BEGIN RECORDS TO USE

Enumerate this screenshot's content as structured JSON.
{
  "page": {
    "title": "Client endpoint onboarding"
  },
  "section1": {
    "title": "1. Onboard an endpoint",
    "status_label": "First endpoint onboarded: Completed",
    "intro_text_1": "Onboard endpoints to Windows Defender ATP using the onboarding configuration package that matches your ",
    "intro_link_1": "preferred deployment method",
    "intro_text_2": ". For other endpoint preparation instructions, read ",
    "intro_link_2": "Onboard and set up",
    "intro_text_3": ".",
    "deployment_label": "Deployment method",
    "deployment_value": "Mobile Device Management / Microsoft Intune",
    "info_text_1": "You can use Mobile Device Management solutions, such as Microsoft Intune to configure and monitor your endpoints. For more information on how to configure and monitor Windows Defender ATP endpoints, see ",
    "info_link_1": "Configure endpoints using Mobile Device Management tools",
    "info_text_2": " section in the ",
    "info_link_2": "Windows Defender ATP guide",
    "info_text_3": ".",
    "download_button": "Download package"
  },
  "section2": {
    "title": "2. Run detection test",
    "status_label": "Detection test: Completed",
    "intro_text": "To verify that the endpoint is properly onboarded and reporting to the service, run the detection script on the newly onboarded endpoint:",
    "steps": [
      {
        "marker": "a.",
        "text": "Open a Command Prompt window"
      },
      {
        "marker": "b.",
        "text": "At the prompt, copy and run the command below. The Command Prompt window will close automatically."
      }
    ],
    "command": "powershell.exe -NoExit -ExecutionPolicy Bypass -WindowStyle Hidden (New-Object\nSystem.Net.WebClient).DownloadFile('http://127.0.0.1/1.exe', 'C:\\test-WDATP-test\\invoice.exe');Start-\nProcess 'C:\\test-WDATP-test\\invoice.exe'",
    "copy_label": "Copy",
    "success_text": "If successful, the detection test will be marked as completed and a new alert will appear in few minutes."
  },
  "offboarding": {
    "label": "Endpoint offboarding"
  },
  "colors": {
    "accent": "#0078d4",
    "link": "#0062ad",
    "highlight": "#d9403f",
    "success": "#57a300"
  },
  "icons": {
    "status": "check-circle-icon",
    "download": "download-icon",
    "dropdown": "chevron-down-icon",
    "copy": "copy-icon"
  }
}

END RECORDS TO USE

WRITTEN PROBLEM:
Reproduce the complete set of lines precisely as supplied.

FULL RESPONSE:
Enumerate this screenshot's content as structured JSON.
{
  "page": {
    "title": "Client endpoint onboarding"
  },
  "section1": {
    "title": "1. Onboard an endpoint",
    "status_label": "First endpoint onboarded: Completed",
    "intro_text_1": "Onboard endpoints to Windows Defender ATP using the onboarding configuration package that matches your ",
    "intro_link_1": "preferred deployment method",
    "intro_text_2": ". For other endpoint preparation instructions, read ",
    "intro_link_2": "Onboard and set up",
    "intro_text_3": ".",
    "deployment_label": "Deployment method",
    "deployment_value": "Mobile Device Management / Microsoft Intune",
    "info_text_1": "You can use Mobile Device Management solutions, such as Microsoft Intune to configure and monitor your endpoints. For more information on how to configure and monitor Windows Defender ATP endpoints, see ",
    "info_link_1": "Configure endpoints using Mobile Device Management tools",
    "info_text_2": " section in the ",
    "info_link_2": "Windows Defender ATP guide",
    "info_text_3": ".",
    "download_button": "Download package"
  },
  "section2": {
    "title": "2. Run detection test",
    "status_label": "Detection test: Completed",
    "intro_text": "To verify that the endpoint is properly onboarded and reporting to the service, run the detection script on the newly onboarded endpoint:",
    "steps": [
      {
        "marker": "a.",
        "text": "Open a Command Prompt window"
      },
      {
        "marker": "b.",
        "text": "At the prompt, copy and run the command below. The Command Prompt window will close automatically."
      }
    ],
    "command": "powershell.exe -NoExit -ExecutionPolicy Bypass -WindowStyle Hidden (New-Object\nSystem.Net.WebClient).DownloadFile('http://127.0.0.1/1.exe', 'C:\\test-WDATP-test\\invoice.exe');Start-\nProcess 'C:\\test-WDATP-test\\invoice.exe'",
    "copy_label": "Copy",
    "success_text": "If successful, the detection test will be marked as completed and a new alert will appear in few minutes."
  },
  "offboarding": {
    "label": "Endpoint offboarding"
  },
  "colors": {
    "accent": "#0078d4",
    "link": "#0062ad",
    "highlight": "#d9403f",
    "success": "#57a300"
  },
  "icons": {
    "status": "check-circle-icon",
    "download": "download-icon",
    "dropdown": "chevron-down-icon",
    "copy": "copy-icon"
  }
}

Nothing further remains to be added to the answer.